Collected data entries:
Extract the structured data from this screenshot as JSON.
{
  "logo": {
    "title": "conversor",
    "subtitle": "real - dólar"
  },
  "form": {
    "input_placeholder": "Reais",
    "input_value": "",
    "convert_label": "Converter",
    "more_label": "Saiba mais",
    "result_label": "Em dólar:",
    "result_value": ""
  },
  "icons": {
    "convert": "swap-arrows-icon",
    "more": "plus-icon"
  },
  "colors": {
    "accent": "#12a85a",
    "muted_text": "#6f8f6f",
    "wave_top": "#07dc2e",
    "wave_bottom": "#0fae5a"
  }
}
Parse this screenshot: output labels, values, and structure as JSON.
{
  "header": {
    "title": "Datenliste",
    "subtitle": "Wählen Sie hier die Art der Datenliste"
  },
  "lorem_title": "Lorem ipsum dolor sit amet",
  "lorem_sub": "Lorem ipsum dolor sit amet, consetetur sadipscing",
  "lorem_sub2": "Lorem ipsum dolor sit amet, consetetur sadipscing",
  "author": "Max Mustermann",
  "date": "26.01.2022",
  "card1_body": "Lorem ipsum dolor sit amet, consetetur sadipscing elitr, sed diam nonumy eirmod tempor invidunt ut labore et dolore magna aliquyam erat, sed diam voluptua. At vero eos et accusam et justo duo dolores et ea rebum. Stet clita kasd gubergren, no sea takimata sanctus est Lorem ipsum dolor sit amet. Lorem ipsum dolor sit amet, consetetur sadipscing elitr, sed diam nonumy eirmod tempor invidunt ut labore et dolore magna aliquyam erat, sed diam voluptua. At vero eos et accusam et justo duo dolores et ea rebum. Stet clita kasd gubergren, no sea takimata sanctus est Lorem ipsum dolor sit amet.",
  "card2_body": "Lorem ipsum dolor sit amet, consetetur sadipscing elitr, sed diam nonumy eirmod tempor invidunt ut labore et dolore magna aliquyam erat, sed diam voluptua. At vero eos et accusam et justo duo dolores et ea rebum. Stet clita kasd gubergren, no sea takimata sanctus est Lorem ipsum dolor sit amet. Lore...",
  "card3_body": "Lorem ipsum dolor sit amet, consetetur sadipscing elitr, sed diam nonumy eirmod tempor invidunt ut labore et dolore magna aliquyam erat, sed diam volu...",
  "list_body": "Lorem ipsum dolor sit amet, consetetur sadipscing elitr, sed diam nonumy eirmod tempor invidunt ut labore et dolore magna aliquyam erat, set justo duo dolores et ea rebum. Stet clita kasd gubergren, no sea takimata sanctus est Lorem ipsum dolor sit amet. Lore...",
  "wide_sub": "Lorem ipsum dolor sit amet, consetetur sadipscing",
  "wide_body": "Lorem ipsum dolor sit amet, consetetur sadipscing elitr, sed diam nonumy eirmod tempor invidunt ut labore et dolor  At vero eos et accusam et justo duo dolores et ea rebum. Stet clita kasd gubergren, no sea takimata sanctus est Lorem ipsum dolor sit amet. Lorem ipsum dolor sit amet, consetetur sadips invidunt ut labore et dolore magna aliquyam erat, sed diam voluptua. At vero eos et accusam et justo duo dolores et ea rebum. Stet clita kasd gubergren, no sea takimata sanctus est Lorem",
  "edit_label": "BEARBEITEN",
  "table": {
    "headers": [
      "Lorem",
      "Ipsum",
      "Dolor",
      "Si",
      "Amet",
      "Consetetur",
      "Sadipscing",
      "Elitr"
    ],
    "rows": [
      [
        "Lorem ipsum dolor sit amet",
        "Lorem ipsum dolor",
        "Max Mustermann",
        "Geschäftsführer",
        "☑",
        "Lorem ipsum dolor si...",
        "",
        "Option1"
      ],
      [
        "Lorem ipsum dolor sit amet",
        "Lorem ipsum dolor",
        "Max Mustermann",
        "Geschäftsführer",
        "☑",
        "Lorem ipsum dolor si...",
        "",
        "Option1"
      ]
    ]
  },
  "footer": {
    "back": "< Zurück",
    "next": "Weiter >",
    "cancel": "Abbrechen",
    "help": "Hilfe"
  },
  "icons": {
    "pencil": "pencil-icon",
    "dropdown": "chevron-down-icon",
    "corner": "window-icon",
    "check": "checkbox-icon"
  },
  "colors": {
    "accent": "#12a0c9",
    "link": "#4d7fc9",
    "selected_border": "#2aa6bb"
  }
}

▶ _Exercise_
Keep only those lines of the records that hold "dólar", and return them.

▶ _Answer to the problem_
    "subtitle": "real - dólar"
    "result_label": "Em dólar:",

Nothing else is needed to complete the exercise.